Records from a data collection:
◇ ◇ ◇

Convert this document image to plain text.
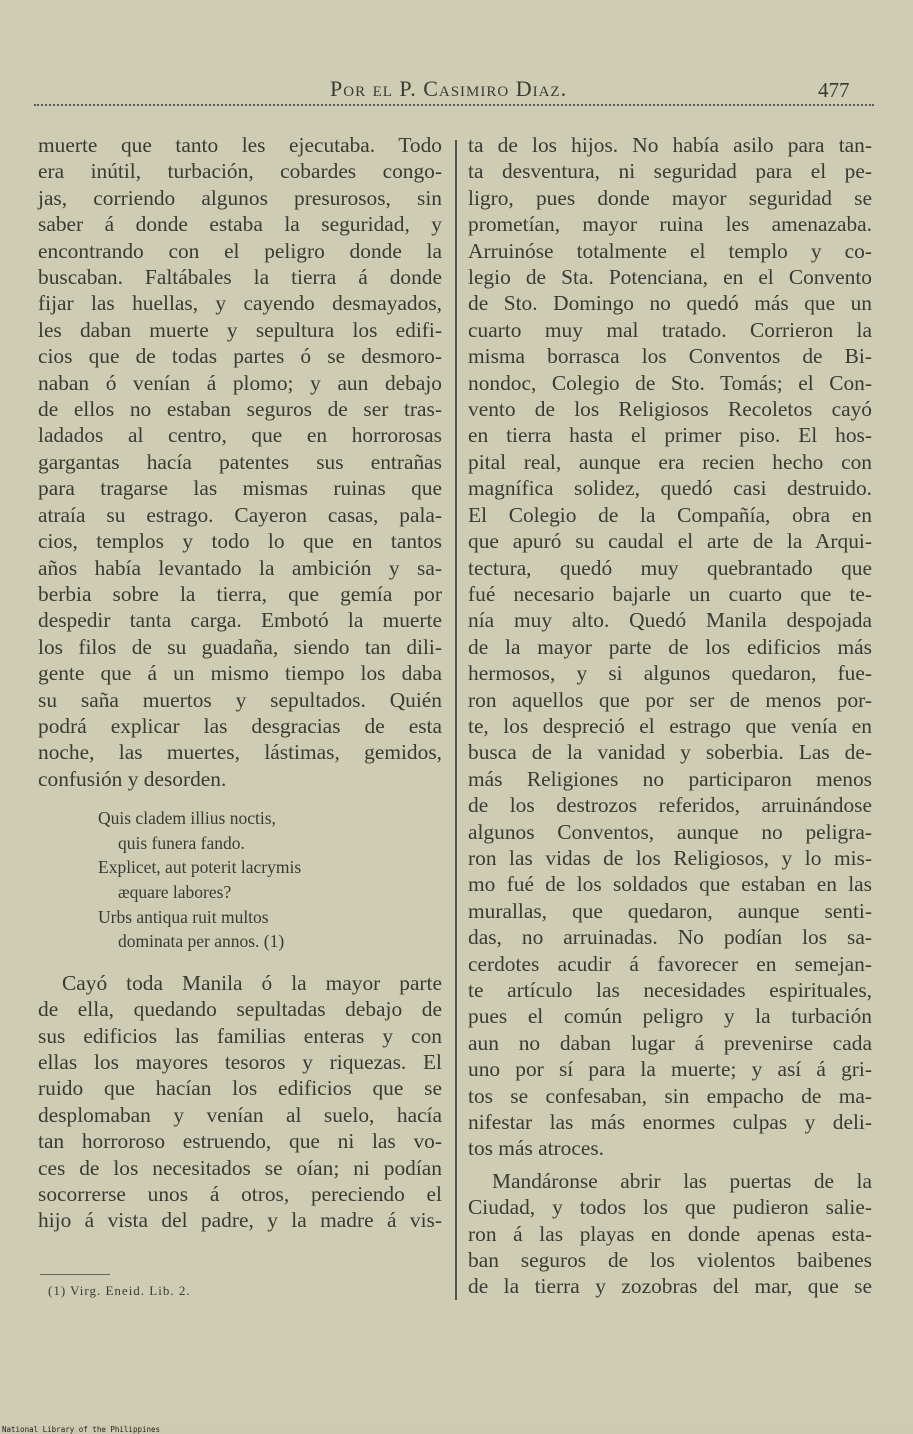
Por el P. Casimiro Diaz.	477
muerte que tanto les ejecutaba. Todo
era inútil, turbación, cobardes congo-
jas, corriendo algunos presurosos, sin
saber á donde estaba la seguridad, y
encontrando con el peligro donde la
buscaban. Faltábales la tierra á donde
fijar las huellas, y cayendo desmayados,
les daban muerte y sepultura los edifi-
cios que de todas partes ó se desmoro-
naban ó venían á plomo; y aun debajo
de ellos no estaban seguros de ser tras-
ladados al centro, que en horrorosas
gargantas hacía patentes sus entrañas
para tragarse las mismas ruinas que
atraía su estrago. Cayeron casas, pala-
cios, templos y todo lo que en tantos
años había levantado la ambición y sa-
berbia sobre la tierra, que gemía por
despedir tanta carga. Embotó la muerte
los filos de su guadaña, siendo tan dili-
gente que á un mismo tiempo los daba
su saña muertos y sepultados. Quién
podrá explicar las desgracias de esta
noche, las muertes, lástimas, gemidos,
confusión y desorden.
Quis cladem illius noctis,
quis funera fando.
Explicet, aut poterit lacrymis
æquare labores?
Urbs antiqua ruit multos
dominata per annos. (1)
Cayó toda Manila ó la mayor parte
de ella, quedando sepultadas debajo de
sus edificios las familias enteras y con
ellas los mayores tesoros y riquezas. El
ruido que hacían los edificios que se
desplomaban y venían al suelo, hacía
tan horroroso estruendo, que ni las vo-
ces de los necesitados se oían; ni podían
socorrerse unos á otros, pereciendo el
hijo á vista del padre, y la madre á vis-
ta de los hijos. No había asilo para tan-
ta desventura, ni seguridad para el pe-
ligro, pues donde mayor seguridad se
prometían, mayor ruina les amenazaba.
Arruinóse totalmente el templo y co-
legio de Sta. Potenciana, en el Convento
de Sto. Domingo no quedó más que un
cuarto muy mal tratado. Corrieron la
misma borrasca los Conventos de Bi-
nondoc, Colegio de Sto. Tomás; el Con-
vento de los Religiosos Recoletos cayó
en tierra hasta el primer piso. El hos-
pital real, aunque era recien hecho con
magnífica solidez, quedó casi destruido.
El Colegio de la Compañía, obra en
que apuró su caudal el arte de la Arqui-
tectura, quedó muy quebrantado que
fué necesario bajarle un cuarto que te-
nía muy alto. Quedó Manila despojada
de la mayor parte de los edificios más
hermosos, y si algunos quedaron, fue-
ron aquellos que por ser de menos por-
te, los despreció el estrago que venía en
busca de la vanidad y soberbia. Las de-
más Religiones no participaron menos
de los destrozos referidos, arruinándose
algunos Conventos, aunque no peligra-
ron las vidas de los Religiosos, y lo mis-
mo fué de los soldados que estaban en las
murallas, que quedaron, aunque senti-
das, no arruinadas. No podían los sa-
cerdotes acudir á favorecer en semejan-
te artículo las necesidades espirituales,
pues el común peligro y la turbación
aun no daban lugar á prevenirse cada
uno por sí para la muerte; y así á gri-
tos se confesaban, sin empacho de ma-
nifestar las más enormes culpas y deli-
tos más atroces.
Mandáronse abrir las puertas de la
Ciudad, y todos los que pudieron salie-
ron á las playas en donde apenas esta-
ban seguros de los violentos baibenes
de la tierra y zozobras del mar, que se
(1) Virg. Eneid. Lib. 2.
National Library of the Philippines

◇ ◇ ◇

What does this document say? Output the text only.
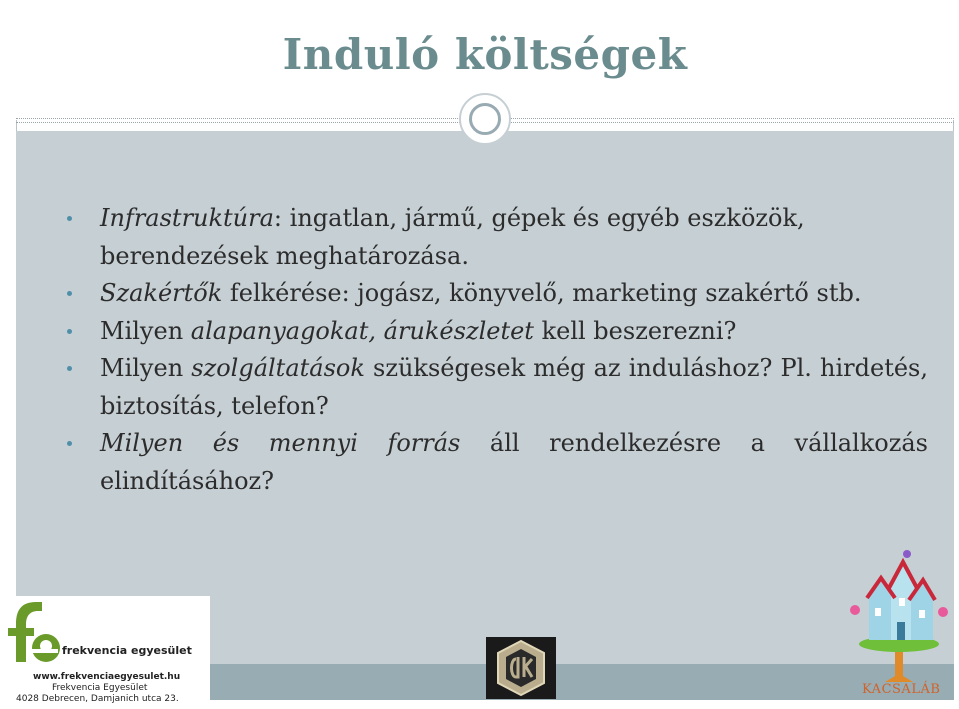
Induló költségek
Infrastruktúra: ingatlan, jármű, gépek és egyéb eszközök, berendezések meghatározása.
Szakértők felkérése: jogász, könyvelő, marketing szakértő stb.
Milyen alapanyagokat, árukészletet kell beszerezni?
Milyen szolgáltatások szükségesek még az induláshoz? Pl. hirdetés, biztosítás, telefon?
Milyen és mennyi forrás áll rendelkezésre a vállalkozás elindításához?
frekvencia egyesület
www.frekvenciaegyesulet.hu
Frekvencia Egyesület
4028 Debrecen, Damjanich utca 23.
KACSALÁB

◇ ◇ ◇

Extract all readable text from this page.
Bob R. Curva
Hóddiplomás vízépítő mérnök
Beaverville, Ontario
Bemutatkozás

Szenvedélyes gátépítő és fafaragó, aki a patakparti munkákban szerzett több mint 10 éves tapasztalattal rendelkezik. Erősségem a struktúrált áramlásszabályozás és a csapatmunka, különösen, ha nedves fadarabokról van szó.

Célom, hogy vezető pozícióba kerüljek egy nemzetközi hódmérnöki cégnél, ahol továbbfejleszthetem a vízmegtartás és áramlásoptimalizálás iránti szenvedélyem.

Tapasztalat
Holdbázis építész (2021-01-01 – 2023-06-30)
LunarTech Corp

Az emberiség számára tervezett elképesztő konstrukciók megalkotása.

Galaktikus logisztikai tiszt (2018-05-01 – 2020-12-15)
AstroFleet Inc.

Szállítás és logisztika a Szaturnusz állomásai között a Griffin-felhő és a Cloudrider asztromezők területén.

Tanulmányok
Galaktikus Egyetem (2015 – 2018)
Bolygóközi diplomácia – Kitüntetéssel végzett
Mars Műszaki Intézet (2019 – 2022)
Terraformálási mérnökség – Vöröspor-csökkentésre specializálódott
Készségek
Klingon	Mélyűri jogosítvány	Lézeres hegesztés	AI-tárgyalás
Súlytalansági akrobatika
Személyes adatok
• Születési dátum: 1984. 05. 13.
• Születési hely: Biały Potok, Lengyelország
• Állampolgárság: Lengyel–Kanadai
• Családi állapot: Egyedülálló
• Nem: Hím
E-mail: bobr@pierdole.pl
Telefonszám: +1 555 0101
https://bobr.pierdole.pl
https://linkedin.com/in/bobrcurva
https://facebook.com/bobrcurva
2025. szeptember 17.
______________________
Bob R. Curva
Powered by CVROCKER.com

◇ ◇ ◇

Required task:
From the data above, gather every line that includes the word "menos".

Full solution:
ron aquellos que por ser de menos por-
más Religiones no participaron menos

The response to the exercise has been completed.